◆ **WHAT THE EXERCISE ASKS**
Drop all images and give the records again exactly.

◆ **DATA FOR REVIEW**
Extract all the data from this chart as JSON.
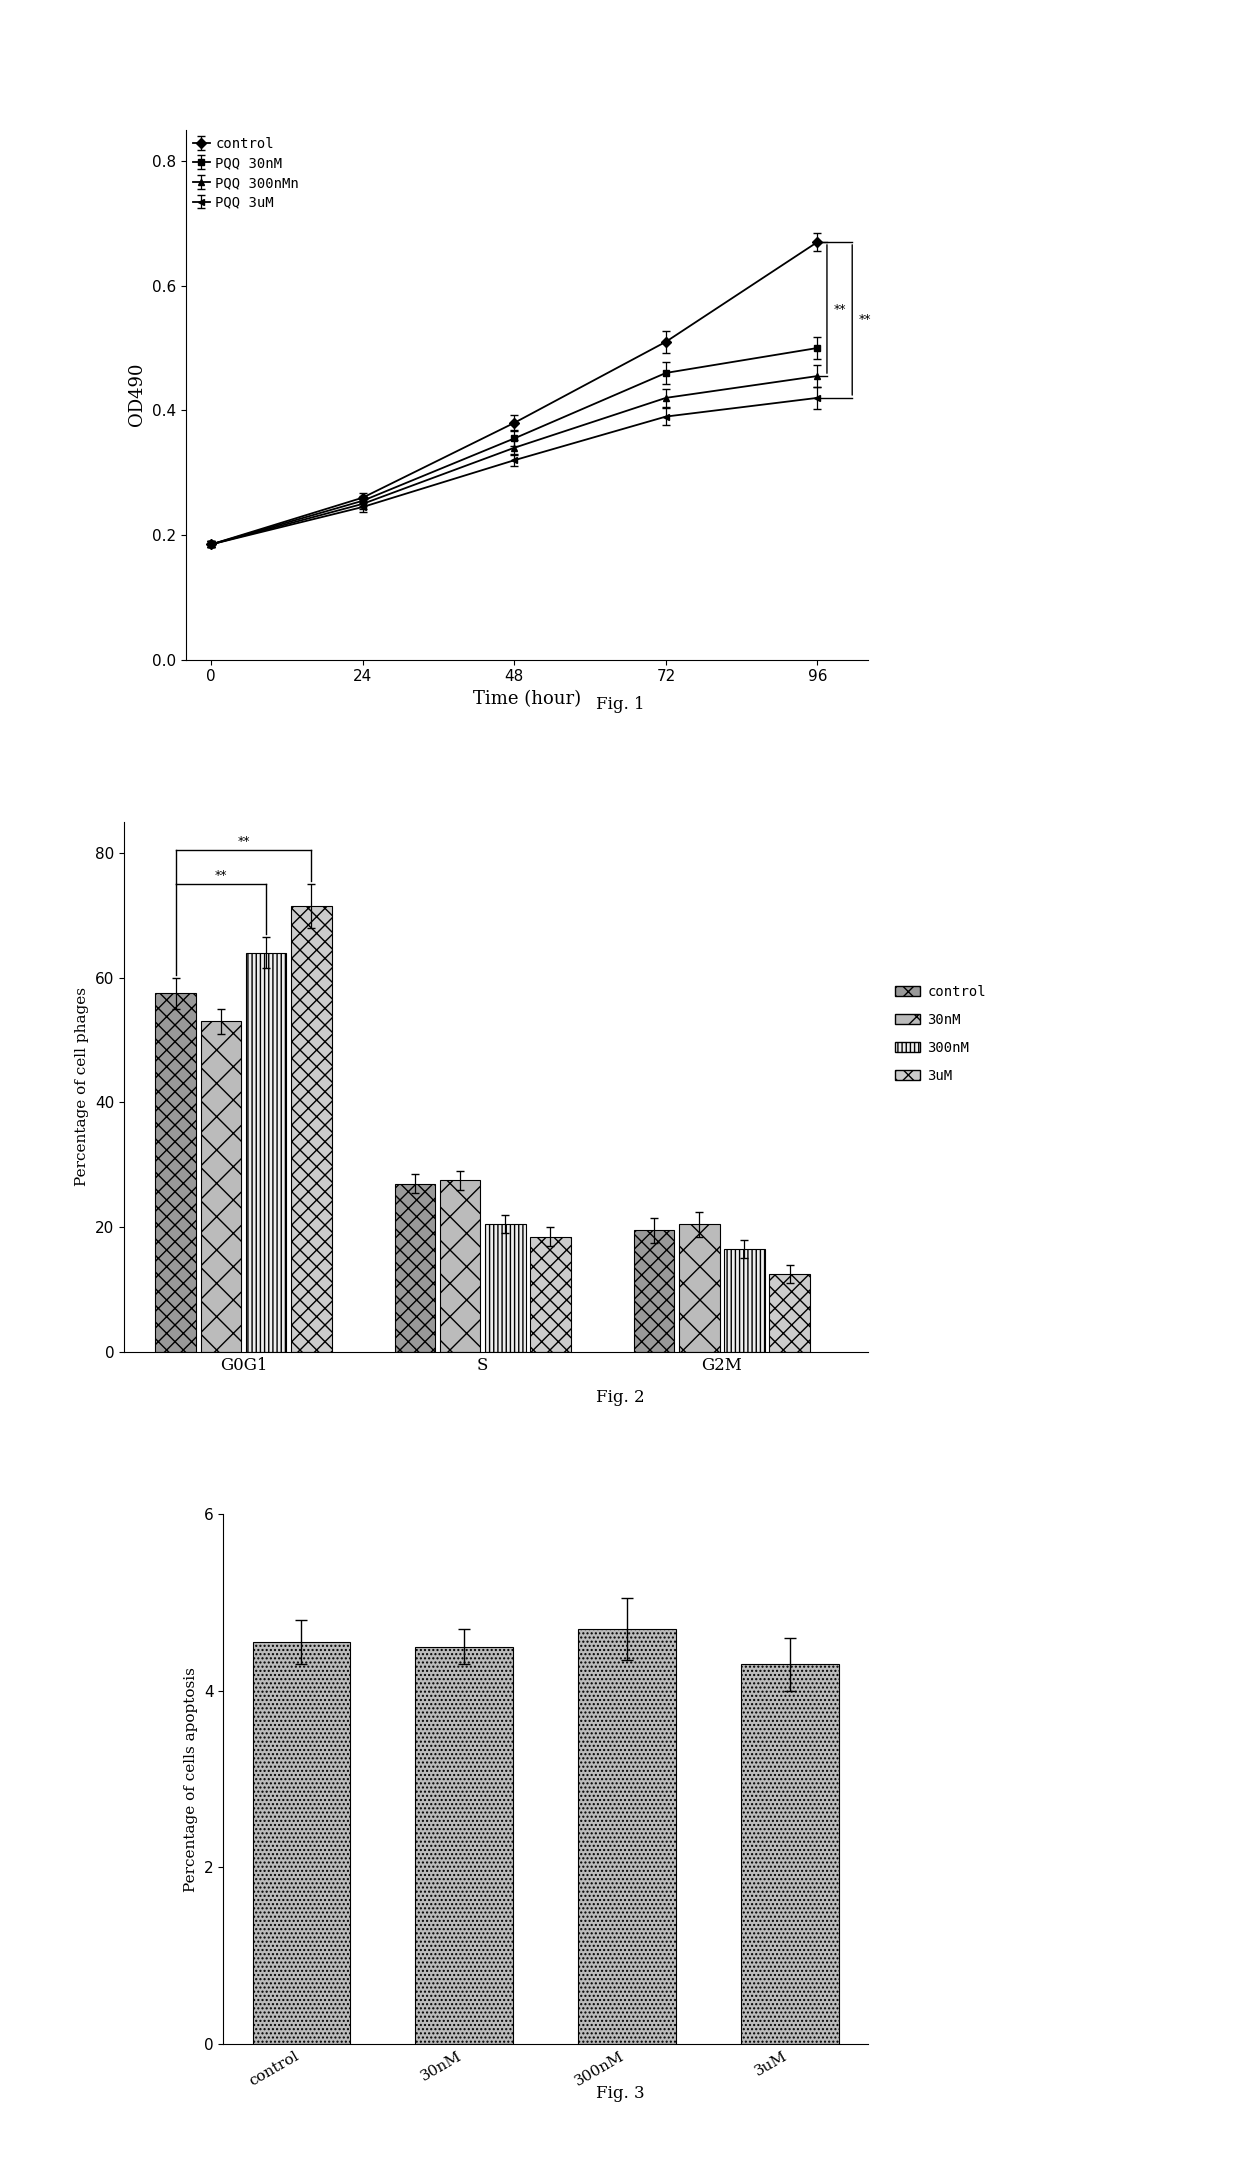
{
  "fig1": {
    "xlabel": "Time (hour)",
    "ylabel": "OD490",
    "caption": "Fig. 1",
    "x": [
      0,
      24,
      48,
      72,
      96
    ],
    "series_order": [
      "control",
      "PQQ 30nM",
      "PQQ 300nMn",
      "PQQ 3uM"
    ],
    "series": {
      "control": {
        "y": [
          0.185,
          0.26,
          0.38,
          0.51,
          0.67
        ],
        "err": [
          0.005,
          0.008,
          0.012,
          0.018,
          0.015
        ]
      },
      "PQQ 30nM": {
        "y": [
          0.185,
          0.255,
          0.355,
          0.46,
          0.5
        ],
        "err": [
          0.005,
          0.008,
          0.012,
          0.018,
          0.018
        ]
      },
      "PQQ 300nMn": {
        "y": [
          0.185,
          0.25,
          0.34,
          0.42,
          0.455
        ],
        "err": [
          0.005,
          0.008,
          0.012,
          0.015,
          0.018
        ]
      },
      "PQQ 3uM": {
        "y": [
          0.185,
          0.245,
          0.32,
          0.39,
          0.42
        ],
        "err": [
          0.005,
          0.008,
          0.01,
          0.013,
          0.018
        ]
      }
    },
    "ylim": [
      0.0,
      0.85
    ],
    "yticks": [
      0.0,
      0.2,
      0.4,
      0.6,
      0.8
    ],
    "xticks": [
      0,
      24,
      48,
      72,
      96
    ]
  },
  "fig2": {
    "ylabel": "Percentage of cell phages",
    "caption": "Fig. 2",
    "groups": [
      "G0G1",
      "S",
      "G2M"
    ],
    "categories": [
      "control",
      "30nM",
      "300nM",
      "3uM"
    ],
    "data": {
      "G0G1": {
        "control": 57.5,
        "30nM": 53.0,
        "300nM": 64.0,
        "3uM": 71.5
      },
      "S": {
        "control": 27.0,
        "30nM": 27.5,
        "300nM": 20.5,
        "3uM": 18.5
      },
      "G2M": {
        "control": 19.5,
        "30nM": 20.5,
        "300nM": 16.5,
        "3uM": 12.5
      }
    },
    "errors": {
      "G0G1": {
        "control": 2.5,
        "30nM": 2.0,
        "300nM": 2.5,
        "3uM": 3.5
      },
      "S": {
        "control": 1.5,
        "30nM": 1.5,
        "300nM": 1.5,
        "3uM": 1.5
      },
      "G2M": {
        "control": 2.0,
        "30nM": 2.0,
        "300nM": 1.5,
        "3uM": 1.5
      }
    },
    "ylim": [
      0,
      85
    ],
    "yticks": [
      0,
      20,
      40,
      60,
      80
    ]
  },
  "fig3": {
    "ylabel": "Percentage of cells apoptosis",
    "caption": "Fig. 3",
    "categories": [
      "control",
      "30nM",
      "300nM",
      "3uM"
    ],
    "values": [
      4.55,
      4.5,
      4.7,
      4.3
    ],
    "errors": [
      0.25,
      0.2,
      0.35,
      0.3
    ],
    "ylim": [
      0,
      6
    ],
    "yticks": [
      0,
      2,
      4,
      6
    ]
  },
  "background_color": "#ffffff"
}
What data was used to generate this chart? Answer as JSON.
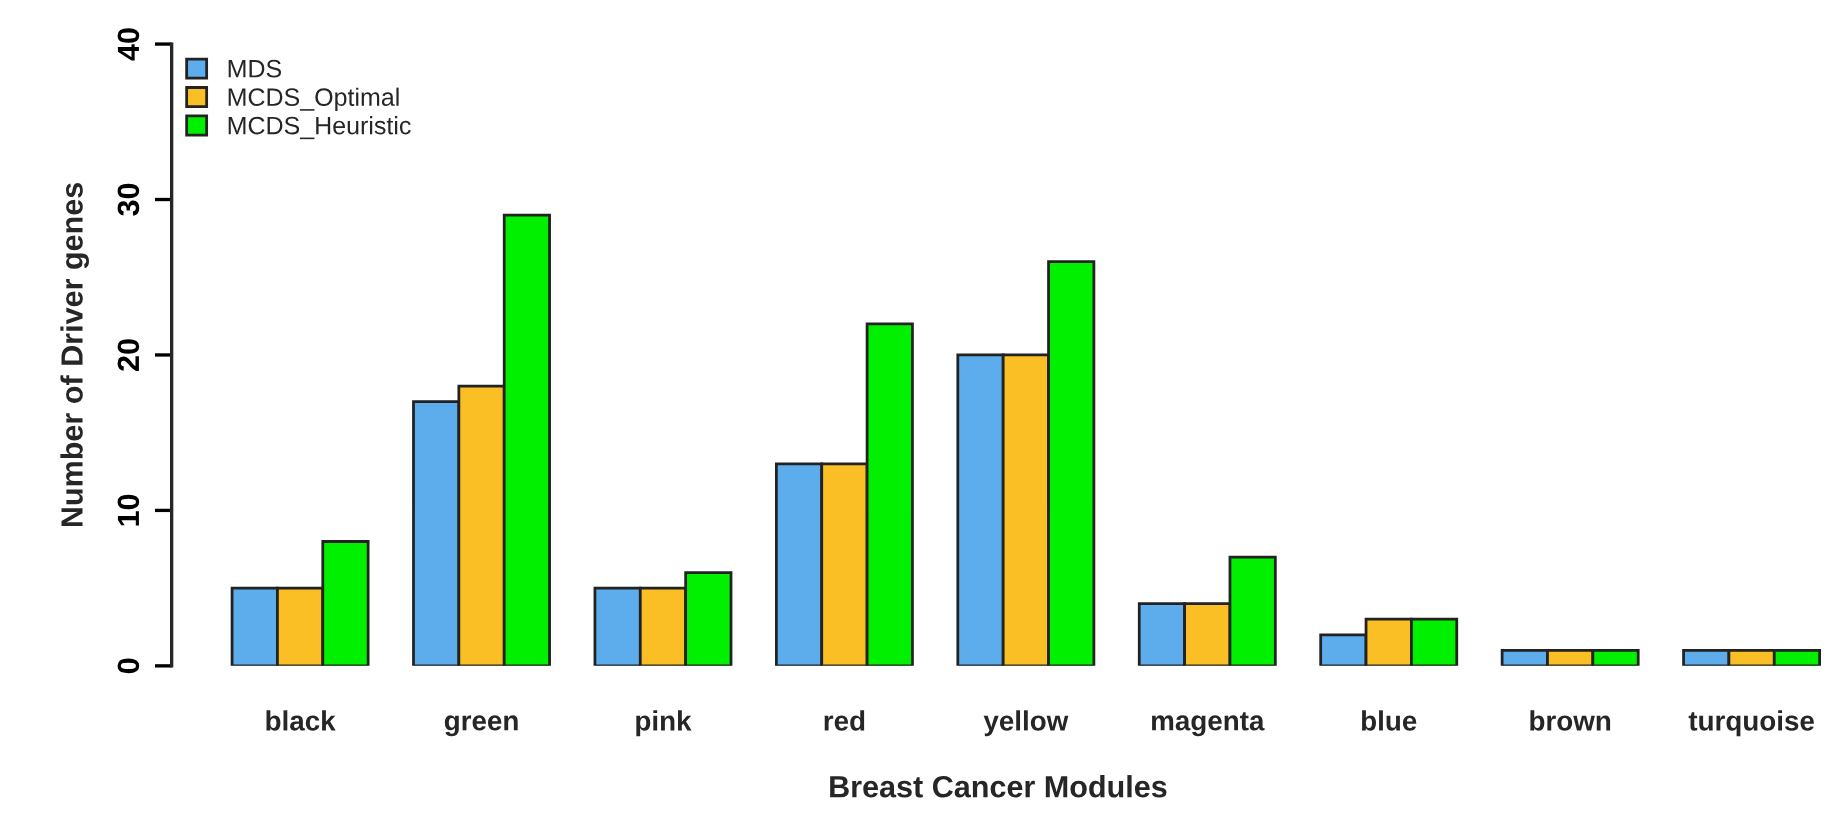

◆ **WRITTEN SOLUTION**
Extract all the data from this chart as JSON.
{
  "fig1": {
    "xlabel": "Time (hour)",
    "ylabel": "OD490",
    "caption": "Fig. 1",
    "x": [
      0,
      24,
      48,
      72,
      96
    ],
    "series_order": [
      "control",
      "PQQ 30nM",
      "PQQ 300nMn",
      "PQQ 3uM"
    ],
    "series": {
      "control": {
        "y": [
          0.185,
          0.26,
          0.38,
          0.51,
          0.67
        ],
        "err": [
          0.005,
          0.008,
          0.012,
          0.018,
          0.015
        ]
      },
      "PQQ 30nM": {
        "y": [
          0.185,
          0.255,
          0.355,
          0.46,
          0.5
        ],
        "err": [
          0.005,
          0.008,
          0.012,
          0.018,
          0.018
        ]
      },
      "PQQ 300nMn": {
        "y": [
          0.185,
          0.25,
          0.34,
          0.42,
          0.455
        ],
        "err": [
          0.005,
          0.008,
          0.012,
          0.015,
          0.018
        ]
      },
      "PQQ 3uM": {
        "y": [
          0.185,
          0.245,
          0.32,
          0.39,
          0.42
        ],
        "err": [
          0.005,
          0.008,
          0.01,
          0.013,
          0.018
        ]
      }
    },
    "ylim": [
      0.0,
      0.85
    ],
    "yticks": [
      0.0,
      0.2,
      0.4,
      0.6,
      0.8
    ],
    "xticks": [
      0,
      24,
      48,
      72,
      96
    ]
  },
  "fig2": {
    "ylabel": "Percentage of cell phages",
    "caption": "Fig. 2",
    "groups": [
      "G0G1",
      "S",
      "G2M"
    ],
    "categories": [
      "control",
      "30nM",
      "300nM",
      "3uM"
    ],
    "data": {
      "G0G1": {
        "control": 57.5,
        "30nM": 53.0,
        "300nM": 64.0,
        "3uM": 71.5
      },
      "S": {
        "control": 27.0,
        "30nM": 27.5,
        "300nM": 20.5,
        "3uM": 18.5
      },
      "G2M": {
        "control": 19.5,
        "30nM": 20.5,
        "300nM": 16.5,
        "3uM": 12.5
      }
    },
    "errors": {
      "G0G1": {
        "control": 2.5,
        "30nM": 2.0,
        "300nM": 2.5,
        "3uM": 3.5
      },
      "S": {
        "control": 1.5,
        "30nM": 1.5,
        "300nM": 1.5,
        "3uM": 1.5
      },
      "G2M": {
        "control": 2.0,
        "30nM": 2.0,
        "300nM": 1.5,
        "3uM": 1.5
      }
    },
    "ylim": [
      0,
      85
    ],
    "yticks": [
      0,
      20,
      40,
      60,
      80
    ]
  },
  "fig3": {
    "ylabel": "Percentage of cells apoptosis",
    "caption": "Fig. 3",
    "categories": [
      "control",
      "30nM",
      "300nM",
      "3uM"
    ],
    "values": [
      4.55,
      4.5,
      4.7,
      4.3
    ],
    "errors": [
      0.25,
      0.2,
      0.35,
      0.3
    ],
    "ylim": [
      0,
      6
    ],
    "yticks": [
      0,
      2,
      4,
      6
    ]
  },
  "background_color": "#ffffff"
}
What data was used to generate this chart? Answer as JSON.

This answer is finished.